## What you need to do:
Please copy all the lines that follow, word for word.

Recorded data start

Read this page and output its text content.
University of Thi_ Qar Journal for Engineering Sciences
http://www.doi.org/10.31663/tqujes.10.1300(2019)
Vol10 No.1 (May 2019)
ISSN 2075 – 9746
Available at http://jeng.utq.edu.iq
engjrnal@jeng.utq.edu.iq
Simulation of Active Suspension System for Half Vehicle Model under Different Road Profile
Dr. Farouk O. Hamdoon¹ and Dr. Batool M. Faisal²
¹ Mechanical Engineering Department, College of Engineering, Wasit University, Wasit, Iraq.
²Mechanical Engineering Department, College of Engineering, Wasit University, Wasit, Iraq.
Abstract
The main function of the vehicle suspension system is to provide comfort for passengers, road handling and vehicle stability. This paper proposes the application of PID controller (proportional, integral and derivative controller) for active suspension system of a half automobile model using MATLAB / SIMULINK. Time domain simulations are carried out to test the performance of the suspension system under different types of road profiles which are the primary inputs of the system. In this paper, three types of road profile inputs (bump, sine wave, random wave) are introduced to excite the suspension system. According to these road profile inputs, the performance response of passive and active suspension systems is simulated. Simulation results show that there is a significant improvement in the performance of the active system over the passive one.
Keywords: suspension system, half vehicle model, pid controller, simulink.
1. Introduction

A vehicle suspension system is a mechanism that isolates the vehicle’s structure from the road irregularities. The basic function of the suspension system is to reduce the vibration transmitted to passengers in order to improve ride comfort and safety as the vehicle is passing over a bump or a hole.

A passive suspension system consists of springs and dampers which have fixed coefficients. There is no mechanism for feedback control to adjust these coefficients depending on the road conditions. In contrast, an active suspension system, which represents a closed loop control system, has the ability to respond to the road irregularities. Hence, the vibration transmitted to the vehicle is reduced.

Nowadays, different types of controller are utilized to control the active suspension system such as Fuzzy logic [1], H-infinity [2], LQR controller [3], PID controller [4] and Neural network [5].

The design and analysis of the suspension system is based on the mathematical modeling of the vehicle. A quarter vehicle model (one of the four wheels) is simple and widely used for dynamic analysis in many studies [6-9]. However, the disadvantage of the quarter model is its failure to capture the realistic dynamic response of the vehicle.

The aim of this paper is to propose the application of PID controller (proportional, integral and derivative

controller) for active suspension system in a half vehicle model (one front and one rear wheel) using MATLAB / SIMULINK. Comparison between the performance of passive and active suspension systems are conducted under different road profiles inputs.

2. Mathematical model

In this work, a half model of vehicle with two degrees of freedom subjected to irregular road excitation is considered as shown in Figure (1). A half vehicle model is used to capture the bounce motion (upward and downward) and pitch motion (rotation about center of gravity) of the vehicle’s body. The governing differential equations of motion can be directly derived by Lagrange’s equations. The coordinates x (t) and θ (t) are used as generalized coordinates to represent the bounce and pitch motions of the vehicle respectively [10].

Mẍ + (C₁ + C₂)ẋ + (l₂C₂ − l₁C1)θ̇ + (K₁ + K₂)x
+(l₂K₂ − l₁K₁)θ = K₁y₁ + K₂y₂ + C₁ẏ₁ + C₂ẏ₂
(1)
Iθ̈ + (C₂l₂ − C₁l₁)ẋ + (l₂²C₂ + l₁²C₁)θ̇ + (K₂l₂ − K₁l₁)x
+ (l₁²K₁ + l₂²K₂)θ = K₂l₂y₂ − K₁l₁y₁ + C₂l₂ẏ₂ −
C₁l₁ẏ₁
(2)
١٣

Recorded data end

## Result:
Read this page and output its text content.
University of Thi_ Qar Journal for Engineering Sciences
http://www.doi.org/10.31663/tqujes.10.1300(2019)
Vol10 No.1 (May 2019)
ISSN 2075 – 9746
Available at http://jeng.utq.edu.iq
engjrnal@jeng.utq.edu.iq
Simulation of Active Suspension System for Half Vehicle Model under Different Road Profile
Dr. Farouk O. Hamdoon¹ and Dr. Batool M. Faisal²
¹ Mechanical Engineering Department, College of Engineering, Wasit University, Wasit, Iraq.
²Mechanical Engineering Department, College of Engineering, Wasit University, Wasit, Iraq.
Abstract
The main function of the vehicle suspension system is to provide comfort for passengers, road handling and vehicle stability. This paper proposes the application of PID controller (proportional, integral and derivative controller) for active suspension system of a half automobile model using MATLAB / SIMULINK. Time domain simulations are carried out to test the performance of the suspension system under different types of road profiles which are the primary inputs of the system. In this paper, three types of road profile inputs (bump, sine wave, random wave) are introduced to excite the suspension system. According to these road profile inputs, the performance response of passive and active suspension systems is simulated. Simulation results show that there is a significant improvement in the performance of the active system over the passive one.
Keywords: suspension system, half vehicle model, pid controller, simulink.
1. Introduction

A vehicle suspension system is a mechanism that isolates the vehicle’s structure from the road irregularities. The basic function of the suspension system is to reduce the vibration transmitted to passengers in order to improve ride comfort and safety as the vehicle is passing over a bump or a hole.

A passive suspension system consists of springs and dampers which have fixed coefficients. There is no mechanism for feedback control to adjust these coefficients depending on the road conditions. In contrast, an active suspension system, which represents a closed loop control system, has the ability to respond to the road irregularities. Hence, the vibration transmitted to the vehicle is reduced.

Nowadays, different types of controller are utilized to control the active suspension system such as Fuzzy logic [1], H-infinity [2], LQR controller [3], PID controller [4] and Neural network [5].

The design and analysis of the suspension system is based on the mathematical modeling of the vehicle. A quarter vehicle model (one of the four wheels) is simple and widely used for dynamic analysis in many studies [6-9]. However, the disadvantage of the quarter model is its failure to capture the realistic dynamic response of the vehicle.

The aim of this paper is to propose the application of PID controller (proportional, integral and derivative

controller) for active suspension system in a half vehicle model (one front and one rear wheel) using MATLAB / SIMULINK. Comparison between the performance of passive and active suspension systems are conducted under different road profiles inputs.

2. Mathematical model

In this work, a half model of vehicle with two degrees of freedom subjected to irregular road excitation is considered as shown in Figure (1). A half vehicle model is used to capture the bounce motion (upward and downward) and pitch motion (rotation about center of gravity) of the vehicle’s body. The governing differential equations of motion can be directly derived by Lagrange’s equations. The coordinates x (t) and θ (t) are used as generalized coordinates to represent the bounce and pitch motions of the vehicle respectively [10].

Mẍ + (C₁ + C₂)ẋ + (l₂C₂ − l₁C1)θ̇ + (K₁ + K₂)x
+(l₂K₂ − l₁K₁)θ = K₁y₁ + K₂y₂ + C₁ẏ₁ + C₂ẏ₂
(1)
Iθ̈ + (C₂l₂ − C₁l₁)ẋ + (l₂²C₂ + l₁²C₁)θ̇ + (K₂l₂ − K₁l₁)x
+ (l₁²K₁ + l₂²K₂)θ = K₂l₂y₂ − K₁l₁y₁ + C₂l₂ẏ₂ −
C₁l₁ẏ₁
(2)
١٣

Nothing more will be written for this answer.